The exercise: Print each of the entries exactly, leaving nothing out.

Material:

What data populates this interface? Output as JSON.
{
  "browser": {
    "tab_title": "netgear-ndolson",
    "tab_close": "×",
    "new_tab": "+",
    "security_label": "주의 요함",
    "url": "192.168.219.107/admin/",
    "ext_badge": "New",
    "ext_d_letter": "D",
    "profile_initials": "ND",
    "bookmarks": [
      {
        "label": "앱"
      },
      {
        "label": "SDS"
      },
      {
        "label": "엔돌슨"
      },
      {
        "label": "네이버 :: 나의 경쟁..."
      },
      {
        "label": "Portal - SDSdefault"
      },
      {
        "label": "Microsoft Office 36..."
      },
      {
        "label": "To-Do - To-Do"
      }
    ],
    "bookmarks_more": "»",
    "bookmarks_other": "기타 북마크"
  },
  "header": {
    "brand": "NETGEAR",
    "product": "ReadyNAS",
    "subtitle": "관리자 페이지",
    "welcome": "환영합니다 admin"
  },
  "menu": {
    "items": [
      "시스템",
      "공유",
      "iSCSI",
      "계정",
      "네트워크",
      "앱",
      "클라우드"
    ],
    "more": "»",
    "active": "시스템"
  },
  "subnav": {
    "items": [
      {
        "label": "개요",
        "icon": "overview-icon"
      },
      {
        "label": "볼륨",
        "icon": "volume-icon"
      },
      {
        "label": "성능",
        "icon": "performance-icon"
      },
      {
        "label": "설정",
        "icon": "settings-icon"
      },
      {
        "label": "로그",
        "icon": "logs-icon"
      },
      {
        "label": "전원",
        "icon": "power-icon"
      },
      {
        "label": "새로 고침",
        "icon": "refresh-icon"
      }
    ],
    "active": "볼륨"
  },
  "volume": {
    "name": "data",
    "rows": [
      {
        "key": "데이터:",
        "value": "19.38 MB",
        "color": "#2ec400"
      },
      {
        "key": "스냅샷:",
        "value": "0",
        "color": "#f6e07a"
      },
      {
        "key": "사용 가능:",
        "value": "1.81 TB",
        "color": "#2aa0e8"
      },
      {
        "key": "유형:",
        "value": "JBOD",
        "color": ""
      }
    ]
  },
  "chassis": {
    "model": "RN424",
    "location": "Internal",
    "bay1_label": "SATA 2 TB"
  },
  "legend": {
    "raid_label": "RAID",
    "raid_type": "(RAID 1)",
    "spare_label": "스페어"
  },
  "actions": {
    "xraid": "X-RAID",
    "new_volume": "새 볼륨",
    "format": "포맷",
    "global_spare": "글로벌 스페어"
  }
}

Output for this exercise:
What data populates this interface? Output as JSON.
{
  "browser": {
    "tab_title": "netgear-ndolson",
    "tab_close": "×",
    "new_tab": "+",
    "security_label": "주의 요함",
    "url": "192.168.219.107/admin/",
    "ext_badge": "New",
    "ext_d_letter": "D",
    "profile_initials": "ND",
    "bookmarks": [
      {
        "label": "앱"
      },
      {
        "label": "SDS"
      },
      {
        "label": "엔돌슨"
      },
      {
        "label": "네이버 :: 나의 경쟁..."
      },
      {
        "label": "Portal - SDSdefault"
      },
      {
        "label": "Microsoft Office 36..."
      },
      {
        "label": "To-Do - To-Do"
      }
    ],
    "bookmarks_more": "»",
    "bookmarks_other": "기타 북마크"
  },
  "header": {
    "brand": "NETGEAR",
    "product": "ReadyNAS",
    "subtitle": "관리자 페이지",
    "welcome": "환영합니다 admin"
  },
  "menu": {
    "items": [
      "시스템",
      "공유",
      "iSCSI",
      "계정",
      "네트워크",
      "앱",
      "클라우드"
    ],
    "more": "»",
    "active": "시스템"
  },
  "subnav": {
    "items": [
      {
        "label": "개요",
        "icon": "overview-icon"
      },
      {
        "label": "볼륨",
        "icon": "volume-icon"
      },
      {
        "label": "성능",
        "icon": "performance-icon"
      },
      {
        "label": "설정",
        "icon": "settings-icon"
      },
      {
        "label": "로그",
        "icon": "logs-icon"
      },
      {
        "label": "전원",
        "icon": "power-icon"
      },
      {
        "label": "새로 고침",
        "icon": "refresh-icon"
      }
    ],
    "active": "볼륨"
  },
  "volume": {
    "name": "data",
    "rows": [
      {
        "key": "데이터:",
        "value": "19.38 MB",
        "color": "#2ec400"
      },
      {
        "key": "스냅샷:",
        "value": "0",
        "color": "#f6e07a"
      },
      {
        "key": "사용 가능:",
        "value": "1.81 TB",
        "color": "#2aa0e8"
      },
      {
        "key": "유형:",
        "value": "JBOD",
        "color": ""
      }
    ]
  },
  "chassis": {
    "model": "RN424",
    "location": "Internal",
    "bay1_label": "SATA 2 TB"
  },
  "legend": {
    "raid_label": "RAID",
    "raid_type": "(RAID 1)",
    "spare_label": "스페어"
  },
  "actions": {
    "xraid": "X-RAID",
    "new_volume": "새 볼륨",
    "format": "포맷",
    "global_spare": "글로벌 스페어"
  }
}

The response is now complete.